--- start of RECORDS TO USE ---
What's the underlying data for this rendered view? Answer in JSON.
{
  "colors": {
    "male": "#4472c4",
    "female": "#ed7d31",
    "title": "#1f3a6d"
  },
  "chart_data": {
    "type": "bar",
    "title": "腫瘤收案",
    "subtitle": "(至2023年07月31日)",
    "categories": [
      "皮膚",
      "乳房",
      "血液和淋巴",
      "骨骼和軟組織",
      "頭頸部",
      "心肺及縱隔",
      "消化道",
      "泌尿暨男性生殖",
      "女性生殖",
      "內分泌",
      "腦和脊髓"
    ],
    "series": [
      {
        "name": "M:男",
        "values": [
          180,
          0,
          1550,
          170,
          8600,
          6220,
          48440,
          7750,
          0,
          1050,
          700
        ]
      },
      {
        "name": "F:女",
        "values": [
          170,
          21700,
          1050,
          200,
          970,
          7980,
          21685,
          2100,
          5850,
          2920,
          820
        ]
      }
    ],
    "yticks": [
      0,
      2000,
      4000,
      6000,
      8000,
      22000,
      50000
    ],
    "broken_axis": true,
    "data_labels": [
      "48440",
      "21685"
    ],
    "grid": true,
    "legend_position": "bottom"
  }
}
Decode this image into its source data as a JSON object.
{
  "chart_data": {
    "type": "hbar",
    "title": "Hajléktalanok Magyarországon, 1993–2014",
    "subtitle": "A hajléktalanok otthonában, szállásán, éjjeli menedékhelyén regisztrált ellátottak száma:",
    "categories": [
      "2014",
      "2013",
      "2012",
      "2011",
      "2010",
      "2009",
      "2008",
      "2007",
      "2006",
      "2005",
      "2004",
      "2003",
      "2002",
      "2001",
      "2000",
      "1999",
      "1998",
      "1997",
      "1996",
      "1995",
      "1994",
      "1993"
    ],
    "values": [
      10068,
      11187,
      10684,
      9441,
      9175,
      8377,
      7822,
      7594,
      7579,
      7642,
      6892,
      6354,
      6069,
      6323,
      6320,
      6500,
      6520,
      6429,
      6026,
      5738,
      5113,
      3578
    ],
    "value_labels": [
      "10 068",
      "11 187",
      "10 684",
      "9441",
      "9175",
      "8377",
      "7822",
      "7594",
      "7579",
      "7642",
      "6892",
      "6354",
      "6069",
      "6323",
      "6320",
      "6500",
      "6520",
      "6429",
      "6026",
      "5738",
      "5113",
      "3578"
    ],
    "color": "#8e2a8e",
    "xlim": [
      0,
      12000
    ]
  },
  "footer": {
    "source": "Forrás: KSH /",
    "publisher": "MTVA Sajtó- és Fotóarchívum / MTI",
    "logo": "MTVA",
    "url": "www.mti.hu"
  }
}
--- end of RECORDS TO USE ---
● PROBLEM DETAILS
In the records above, collect each line with "this".

● WRITTEN RESPONSE
What's the underlying data for this rendered view? Answer in JSON.
Decode this image into its source data as a JSON object.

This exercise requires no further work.